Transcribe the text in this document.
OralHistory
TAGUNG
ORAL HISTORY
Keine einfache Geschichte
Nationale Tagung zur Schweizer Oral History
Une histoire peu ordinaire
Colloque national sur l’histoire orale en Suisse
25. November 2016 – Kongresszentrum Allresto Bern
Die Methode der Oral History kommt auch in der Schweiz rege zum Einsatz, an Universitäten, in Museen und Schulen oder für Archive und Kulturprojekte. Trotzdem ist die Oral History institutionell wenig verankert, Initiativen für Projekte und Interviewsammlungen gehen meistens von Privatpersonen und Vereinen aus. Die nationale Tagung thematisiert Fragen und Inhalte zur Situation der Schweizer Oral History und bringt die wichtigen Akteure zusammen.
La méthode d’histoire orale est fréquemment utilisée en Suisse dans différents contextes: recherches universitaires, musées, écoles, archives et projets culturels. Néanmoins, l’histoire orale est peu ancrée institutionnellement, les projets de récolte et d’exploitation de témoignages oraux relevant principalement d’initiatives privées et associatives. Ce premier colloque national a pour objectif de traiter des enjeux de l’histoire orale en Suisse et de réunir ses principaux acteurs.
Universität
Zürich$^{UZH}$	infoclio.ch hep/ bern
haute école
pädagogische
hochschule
______
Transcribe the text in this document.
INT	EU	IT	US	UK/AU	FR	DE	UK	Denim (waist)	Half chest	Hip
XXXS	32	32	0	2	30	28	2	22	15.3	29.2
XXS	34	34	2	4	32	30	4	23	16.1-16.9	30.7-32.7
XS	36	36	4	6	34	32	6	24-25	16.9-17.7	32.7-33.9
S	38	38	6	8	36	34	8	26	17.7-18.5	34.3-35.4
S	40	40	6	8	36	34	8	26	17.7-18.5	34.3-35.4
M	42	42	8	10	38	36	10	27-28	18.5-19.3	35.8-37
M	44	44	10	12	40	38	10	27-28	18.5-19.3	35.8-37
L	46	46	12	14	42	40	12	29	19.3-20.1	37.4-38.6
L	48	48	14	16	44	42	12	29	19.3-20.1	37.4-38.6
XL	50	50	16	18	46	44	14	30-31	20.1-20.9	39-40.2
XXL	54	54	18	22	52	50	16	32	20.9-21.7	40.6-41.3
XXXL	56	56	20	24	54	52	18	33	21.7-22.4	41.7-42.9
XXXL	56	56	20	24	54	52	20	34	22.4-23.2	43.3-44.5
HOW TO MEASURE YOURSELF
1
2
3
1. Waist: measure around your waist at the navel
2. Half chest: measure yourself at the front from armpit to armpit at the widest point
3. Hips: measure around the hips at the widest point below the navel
______
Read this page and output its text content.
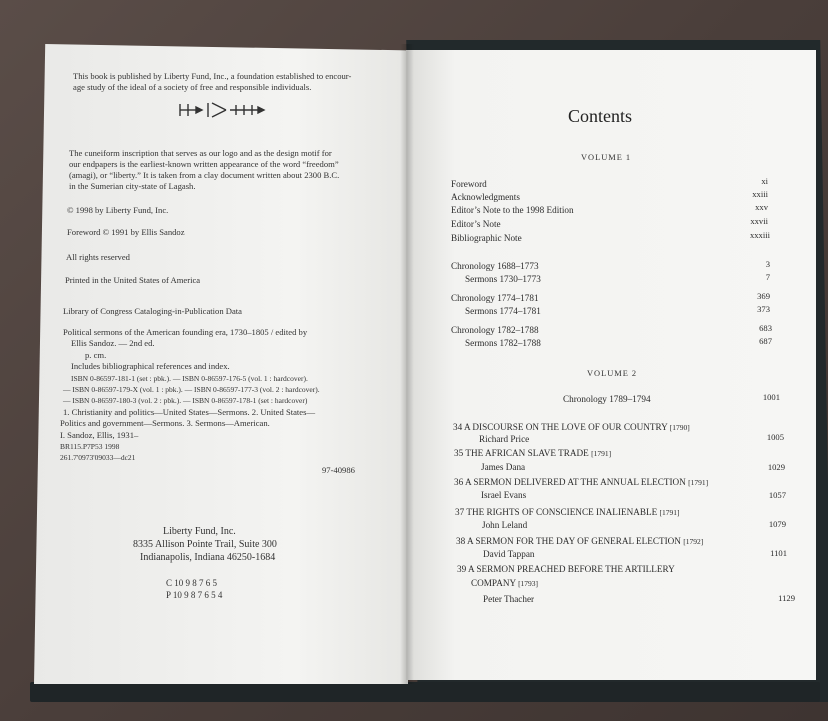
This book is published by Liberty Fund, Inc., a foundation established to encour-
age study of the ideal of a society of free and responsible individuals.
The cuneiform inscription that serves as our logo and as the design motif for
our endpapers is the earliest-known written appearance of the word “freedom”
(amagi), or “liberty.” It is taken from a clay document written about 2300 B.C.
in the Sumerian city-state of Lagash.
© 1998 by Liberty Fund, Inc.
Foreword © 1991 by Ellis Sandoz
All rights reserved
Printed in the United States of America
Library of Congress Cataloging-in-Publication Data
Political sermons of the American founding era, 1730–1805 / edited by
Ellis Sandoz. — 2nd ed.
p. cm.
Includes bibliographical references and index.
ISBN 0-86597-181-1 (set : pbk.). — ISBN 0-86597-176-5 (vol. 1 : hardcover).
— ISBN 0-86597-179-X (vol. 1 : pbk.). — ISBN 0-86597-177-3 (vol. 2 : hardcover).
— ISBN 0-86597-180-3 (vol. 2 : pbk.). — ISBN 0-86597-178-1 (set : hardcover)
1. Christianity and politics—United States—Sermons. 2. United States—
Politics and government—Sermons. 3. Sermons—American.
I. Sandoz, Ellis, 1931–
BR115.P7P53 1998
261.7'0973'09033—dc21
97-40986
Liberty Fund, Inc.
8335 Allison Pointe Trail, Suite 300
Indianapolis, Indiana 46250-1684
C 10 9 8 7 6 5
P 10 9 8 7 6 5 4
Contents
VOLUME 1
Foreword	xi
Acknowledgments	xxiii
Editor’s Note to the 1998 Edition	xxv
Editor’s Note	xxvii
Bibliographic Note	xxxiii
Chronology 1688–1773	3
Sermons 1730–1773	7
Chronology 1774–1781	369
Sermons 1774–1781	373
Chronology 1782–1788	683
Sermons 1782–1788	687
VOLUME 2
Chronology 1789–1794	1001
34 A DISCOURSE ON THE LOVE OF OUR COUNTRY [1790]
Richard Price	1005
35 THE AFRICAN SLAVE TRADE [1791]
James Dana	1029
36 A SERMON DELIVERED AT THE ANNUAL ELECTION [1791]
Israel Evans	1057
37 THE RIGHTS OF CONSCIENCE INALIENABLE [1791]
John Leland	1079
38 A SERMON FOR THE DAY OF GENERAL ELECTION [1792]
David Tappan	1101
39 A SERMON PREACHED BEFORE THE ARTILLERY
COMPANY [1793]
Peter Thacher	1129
______
Check each line above for the word "Sandoz" and copy the ones that have it.

Foreword © 1991 by Ellis Sandoz
Ellis Sandoz. — 2nd ed.
I. Sandoz, Ellis, 1931–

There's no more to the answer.